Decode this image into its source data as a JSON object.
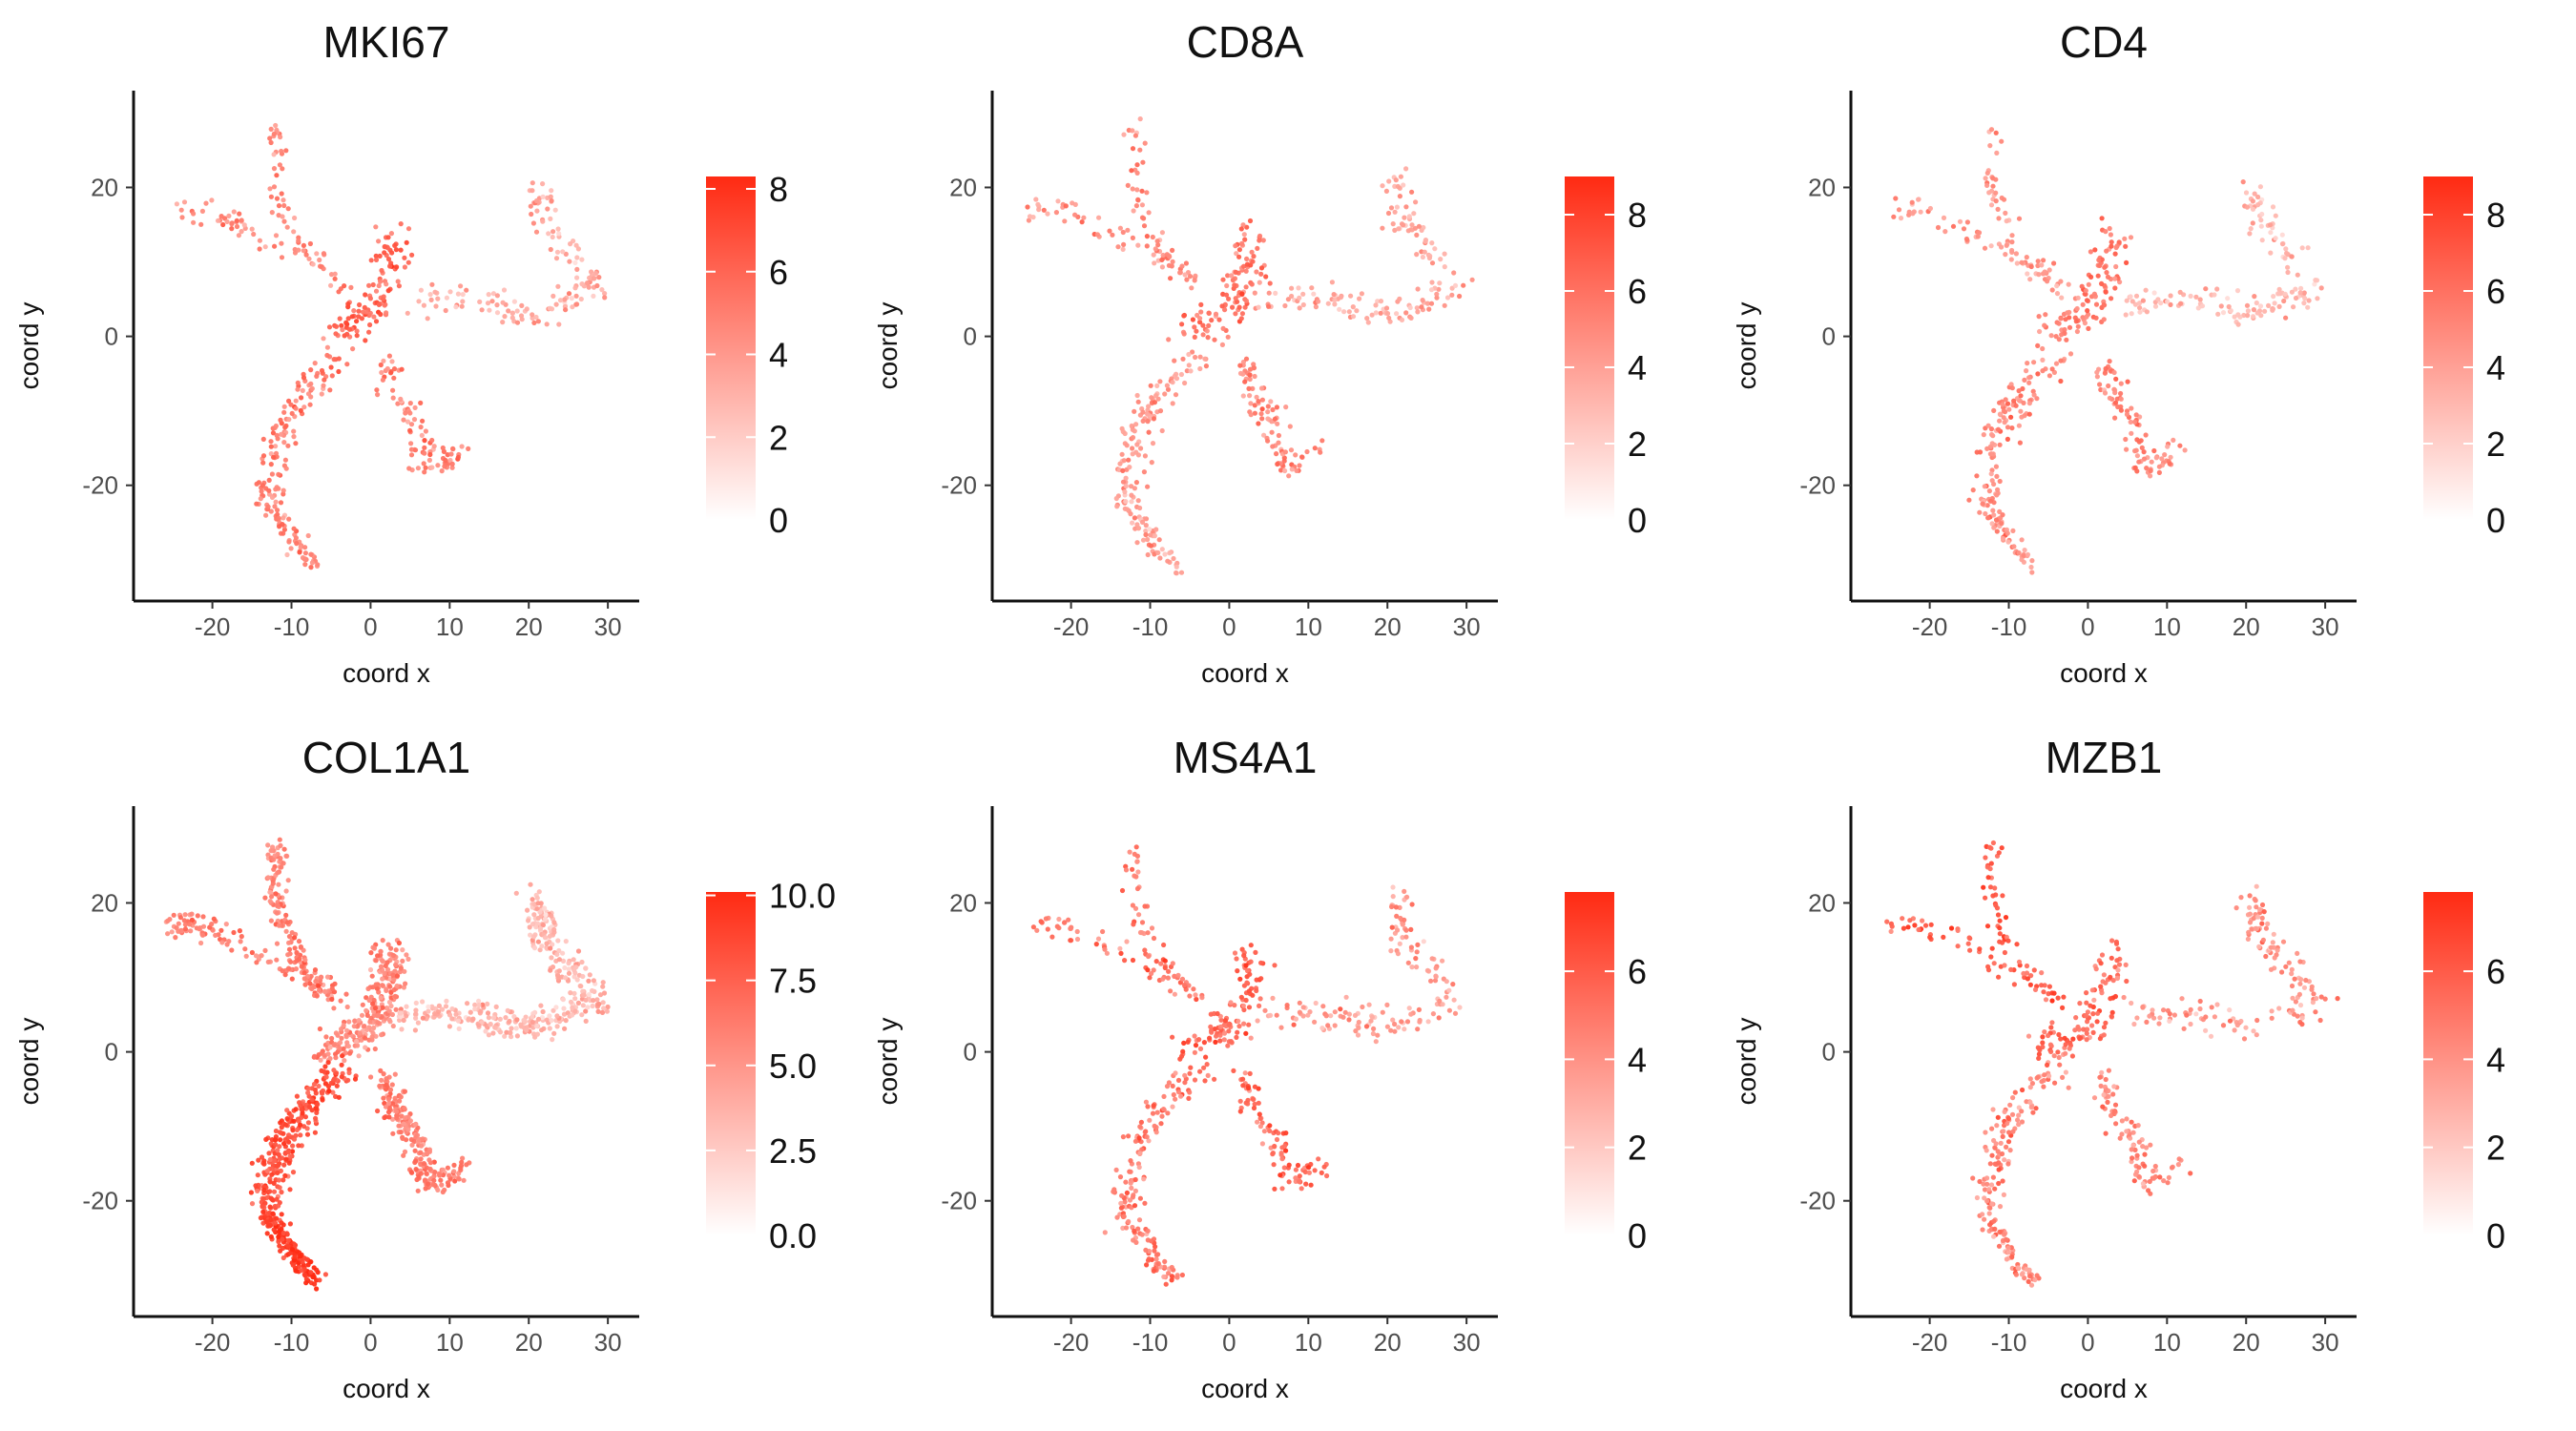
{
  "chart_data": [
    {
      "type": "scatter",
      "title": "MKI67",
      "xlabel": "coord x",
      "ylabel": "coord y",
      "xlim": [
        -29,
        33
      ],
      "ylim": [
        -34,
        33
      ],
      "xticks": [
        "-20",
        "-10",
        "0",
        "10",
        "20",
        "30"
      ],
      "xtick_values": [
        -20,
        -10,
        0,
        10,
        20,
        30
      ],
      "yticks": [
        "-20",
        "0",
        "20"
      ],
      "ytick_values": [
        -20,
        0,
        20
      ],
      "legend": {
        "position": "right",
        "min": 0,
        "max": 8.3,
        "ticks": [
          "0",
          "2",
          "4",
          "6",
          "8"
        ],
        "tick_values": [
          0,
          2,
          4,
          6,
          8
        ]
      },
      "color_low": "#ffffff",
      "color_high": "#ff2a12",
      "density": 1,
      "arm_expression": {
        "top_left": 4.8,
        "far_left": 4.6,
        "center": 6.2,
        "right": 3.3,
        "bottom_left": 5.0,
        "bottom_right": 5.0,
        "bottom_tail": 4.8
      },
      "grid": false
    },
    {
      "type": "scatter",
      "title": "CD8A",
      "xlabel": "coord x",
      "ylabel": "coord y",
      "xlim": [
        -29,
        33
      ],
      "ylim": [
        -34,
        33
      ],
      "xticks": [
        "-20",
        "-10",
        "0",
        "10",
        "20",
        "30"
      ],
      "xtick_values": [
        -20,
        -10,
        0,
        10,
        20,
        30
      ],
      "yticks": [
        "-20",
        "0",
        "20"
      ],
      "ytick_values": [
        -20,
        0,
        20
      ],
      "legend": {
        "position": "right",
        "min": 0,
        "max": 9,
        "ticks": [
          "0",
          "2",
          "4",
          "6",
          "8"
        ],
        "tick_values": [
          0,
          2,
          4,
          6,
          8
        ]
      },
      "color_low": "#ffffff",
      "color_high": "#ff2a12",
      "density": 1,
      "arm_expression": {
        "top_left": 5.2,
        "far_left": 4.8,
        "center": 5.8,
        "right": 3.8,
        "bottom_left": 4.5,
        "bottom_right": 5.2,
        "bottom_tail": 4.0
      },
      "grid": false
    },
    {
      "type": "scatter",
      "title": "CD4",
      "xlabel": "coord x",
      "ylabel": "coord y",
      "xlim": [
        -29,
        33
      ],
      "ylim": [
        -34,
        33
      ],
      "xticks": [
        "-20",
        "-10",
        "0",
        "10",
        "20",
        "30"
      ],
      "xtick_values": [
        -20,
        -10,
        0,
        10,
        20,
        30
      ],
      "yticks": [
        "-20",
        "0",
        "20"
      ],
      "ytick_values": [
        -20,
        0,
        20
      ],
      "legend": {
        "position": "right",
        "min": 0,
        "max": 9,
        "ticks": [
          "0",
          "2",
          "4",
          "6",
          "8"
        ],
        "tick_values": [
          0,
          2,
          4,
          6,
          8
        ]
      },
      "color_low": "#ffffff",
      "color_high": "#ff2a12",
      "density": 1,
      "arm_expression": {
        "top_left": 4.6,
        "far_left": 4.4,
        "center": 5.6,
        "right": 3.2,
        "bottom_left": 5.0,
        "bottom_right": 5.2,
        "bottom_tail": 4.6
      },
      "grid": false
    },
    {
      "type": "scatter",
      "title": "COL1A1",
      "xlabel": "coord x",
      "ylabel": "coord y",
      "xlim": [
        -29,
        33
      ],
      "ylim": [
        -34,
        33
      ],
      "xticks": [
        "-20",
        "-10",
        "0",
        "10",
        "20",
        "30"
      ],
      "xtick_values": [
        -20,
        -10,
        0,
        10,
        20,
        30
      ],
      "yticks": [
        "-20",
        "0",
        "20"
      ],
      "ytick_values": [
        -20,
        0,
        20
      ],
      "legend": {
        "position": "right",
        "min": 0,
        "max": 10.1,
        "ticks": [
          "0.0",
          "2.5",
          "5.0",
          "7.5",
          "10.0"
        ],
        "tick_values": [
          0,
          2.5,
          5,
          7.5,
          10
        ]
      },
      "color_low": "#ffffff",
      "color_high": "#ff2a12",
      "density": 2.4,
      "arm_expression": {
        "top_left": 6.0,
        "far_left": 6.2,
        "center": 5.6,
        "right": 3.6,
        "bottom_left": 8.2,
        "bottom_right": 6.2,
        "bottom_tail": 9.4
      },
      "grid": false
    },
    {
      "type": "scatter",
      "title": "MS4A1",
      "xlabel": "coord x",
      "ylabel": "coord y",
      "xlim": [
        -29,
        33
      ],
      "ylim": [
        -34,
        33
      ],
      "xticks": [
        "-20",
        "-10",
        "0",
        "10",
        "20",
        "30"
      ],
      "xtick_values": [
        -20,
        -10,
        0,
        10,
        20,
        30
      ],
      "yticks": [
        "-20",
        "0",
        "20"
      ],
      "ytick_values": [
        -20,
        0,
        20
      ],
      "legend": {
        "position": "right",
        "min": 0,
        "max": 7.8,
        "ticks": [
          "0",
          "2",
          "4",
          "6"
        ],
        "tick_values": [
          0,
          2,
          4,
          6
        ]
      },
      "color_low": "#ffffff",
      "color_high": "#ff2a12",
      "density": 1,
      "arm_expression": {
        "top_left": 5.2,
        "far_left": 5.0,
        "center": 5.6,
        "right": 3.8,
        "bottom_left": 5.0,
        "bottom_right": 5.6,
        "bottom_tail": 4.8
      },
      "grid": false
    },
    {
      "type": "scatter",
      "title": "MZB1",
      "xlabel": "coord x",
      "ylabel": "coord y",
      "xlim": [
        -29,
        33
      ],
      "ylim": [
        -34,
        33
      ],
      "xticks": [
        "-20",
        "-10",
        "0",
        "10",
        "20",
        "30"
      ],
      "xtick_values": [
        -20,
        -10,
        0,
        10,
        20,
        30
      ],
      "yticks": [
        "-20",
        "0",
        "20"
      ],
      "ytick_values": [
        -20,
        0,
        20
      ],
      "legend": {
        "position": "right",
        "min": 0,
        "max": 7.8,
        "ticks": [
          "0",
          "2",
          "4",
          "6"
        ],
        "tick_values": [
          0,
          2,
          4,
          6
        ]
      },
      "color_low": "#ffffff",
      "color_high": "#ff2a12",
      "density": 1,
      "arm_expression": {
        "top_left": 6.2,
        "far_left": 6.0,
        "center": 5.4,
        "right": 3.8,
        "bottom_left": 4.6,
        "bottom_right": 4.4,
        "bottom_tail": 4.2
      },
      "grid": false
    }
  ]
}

:: Written task ::
Return the listing above unchanged, apart from dropping its pictures.

:: Solution to this exercise ::
Decode this image into its source data as a JSON object.
{
  "chart_data": [
    {
      "type": "scatter",
      "title": "MKI67",
      "xlabel": "coord x",
      "ylabel": "coord y",
      "xlim": [
        -29,
        33
      ],
      "ylim": [
        -34,
        33
      ],
      "xticks": [
        "-20",
        "-10",
        "0",
        "10",
        "20",
        "30"
      ],
      "xtick_values": [
        -20,
        -10,
        0,
        10,
        20,
        30
      ],
      "yticks": [
        "-20",
        "0",
        "20"
      ],
      "ytick_values": [
        -20,
        0,
        20
      ],
      "legend": {
        "position": "right",
        "min": 0,
        "max": 8.3,
        "ticks": [
          "0",
          "2",
          "4",
          "6",
          "8"
        ],
        "tick_values": [
          0,
          2,
          4,
          6,
          8
        ]
      },
      "color_low": "#ffffff",
      "color_high": "#ff2a12",
      "density": 1,
      "arm_expression": {
        "top_left": 4.8,
        "far_left": 4.6,
        "center": 6.2,
        "right": 3.3,
        "bottom_left": 5.0,
        "bottom_right": 5.0,
        "bottom_tail": 4.8
      },
      "grid": false
    },
    {
      "type": "scatter",
      "title": "CD8A",
      "xlabel": "coord x",
      "ylabel": "coord y",
      "xlim": [
        -29,
        33
      ],
      "ylim": [
        -34,
        33
      ],
      "xticks": [
        "-20",
        "-10",
        "0",
        "10",
        "20",
        "30"
      ],
      "xtick_values": [
        -20,
        -10,
        0,
        10,
        20,
        30
      ],
      "yticks": [
        "-20",
        "0",
        "20"
      ],
      "ytick_values": [
        -20,
        0,
        20
      ],
      "legend": {
        "position": "right",
        "min": 0,
        "max": 9,
        "ticks": [
          "0",
          "2",
          "4",
          "6",
          "8"
        ],
        "tick_values": [
          0,
          2,
          4,
          6,
          8
        ]
      },
      "color_low": "#ffffff",
      "color_high": "#ff2a12",
      "density": 1,
      "arm_expression": {
        "top_left": 5.2,
        "far_left": 4.8,
        "center": 5.8,
        "right": 3.8,
        "bottom_left": 4.5,
        "bottom_right": 5.2,
        "bottom_tail": 4.0
      },
      "grid": false
    },
    {
      "type": "scatter",
      "title": "CD4",
      "xlabel": "coord x",
      "ylabel": "coord y",
      "xlim": [
        -29,
        33
      ],
      "ylim": [
        -34,
        33
      ],
      "xticks": [
        "-20",
        "-10",
        "0",
        "10",
        "20",
        "30"
      ],
      "xtick_values": [
        -20,
        -10,
        0,
        10,
        20,
        30
      ],
      "yticks": [
        "-20",
        "0",
        "20"
      ],
      "ytick_values": [
        -20,
        0,
        20
      ],
      "legend": {
        "position": "right",
        "min": 0,
        "max": 9,
        "ticks": [
          "0",
          "2",
          "4",
          "6",
          "8"
        ],
        "tick_values": [
          0,
          2,
          4,
          6,
          8
        ]
      },
      "color_low": "#ffffff",
      "color_high": "#ff2a12",
      "density": 1,
      "arm_expression": {
        "top_left": 4.6,
        "far_left": 4.4,
        "center": 5.6,
        "right": 3.2,
        "bottom_left": 5.0,
        "bottom_right": 5.2,
        "bottom_tail": 4.6
      },
      "grid": false
    },
    {
      "type": "scatter",
      "title": "COL1A1",
      "xlabel": "coord x",
      "ylabel": "coord y",
      "xlim": [
        -29,
        33
      ],
      "ylim": [
        -34,
        33
      ],
      "xticks": [
        "-20",
        "-10",
        "0",
        "10",
        "20",
        "30"
      ],
      "xtick_values": [
        -20,
        -10,
        0,
        10,
        20,
        30
      ],
      "yticks": [
        "-20",
        "0",
        "20"
      ],
      "ytick_values": [
        -20,
        0,
        20
      ],
      "legend": {
        "position": "right",
        "min": 0,
        "max": 10.1,
        "ticks": [
          "0.0",
          "2.5",
          "5.0",
          "7.5",
          "10.0"
        ],
        "tick_values": [
          0,
          2.5,
          5,
          7.5,
          10
        ]
      },
      "color_low": "#ffffff",
      "color_high": "#ff2a12",
      "density": 2.4,
      "arm_expression": {
        "top_left": 6.0,
        "far_left": 6.2,
        "center": 5.6,
        "right": 3.6,
        "bottom_left": 8.2,
        "bottom_right": 6.2,
        "bottom_tail": 9.4
      },
      "grid": false
    },
    {
      "type": "scatter",
      "title": "MS4A1",
      "xlabel": "coord x",
      "ylabel": "coord y",
      "xlim": [
        -29,
        33
      ],
      "ylim": [
        -34,
        33
      ],
      "xticks": [
        "-20",
        "-10",
        "0",
        "10",
        "20",
        "30"
      ],
      "xtick_values": [
        -20,
        -10,
        0,
        10,
        20,
        30
      ],
      "yticks": [
        "-20",
        "0",
        "20"
      ],
      "ytick_values": [
        -20,
        0,
        20
      ],
      "legend": {
        "position": "right",
        "min": 0,
        "max": 7.8,
        "ticks": [
          "0",
          "2",
          "4",
          "6"
        ],
        "tick_values": [
          0,
          2,
          4,
          6
        ]
      },
      "color_low": "#ffffff",
      "color_high": "#ff2a12",
      "density": 1,
      "arm_expression": {
        "top_left": 5.2,
        "far_left": 5.0,
        "center": 5.6,
        "right": 3.8,
        "bottom_left": 5.0,
        "bottom_right": 5.6,
        "bottom_tail": 4.8
      },
      "grid": false
    },
    {
      "type": "scatter",
      "title": "MZB1",
      "xlabel": "coord x",
      "ylabel": "coord y",
      "xlim": [
        -29,
        33
      ],
      "ylim": [
        -34,
        33
      ],
      "xticks": [
        "-20",
        "-10",
        "0",
        "10",
        "20",
        "30"
      ],
      "xtick_values": [
        -20,
        -10,
        0,
        10,
        20,
        30
      ],
      "yticks": [
        "-20",
        "0",
        "20"
      ],
      "ytick_values": [
        -20,
        0,
        20
      ],
      "legend": {
        "position": "right",
        "min": 0,
        "max": 7.8,
        "ticks": [
          "0",
          "2",
          "4",
          "6"
        ],
        "tick_values": [
          0,
          2,
          4,
          6
        ]
      },
      "color_low": "#ffffff",
      "color_high": "#ff2a12",
      "density": 1,
      "arm_expression": {
        "top_left": 6.2,
        "far_left": 6.0,
        "center": 5.4,
        "right": 3.8,
        "bottom_left": 4.6,
        "bottom_right": 4.4,
        "bottom_tail": 4.2
      },
      "grid": false
    }
  ]
}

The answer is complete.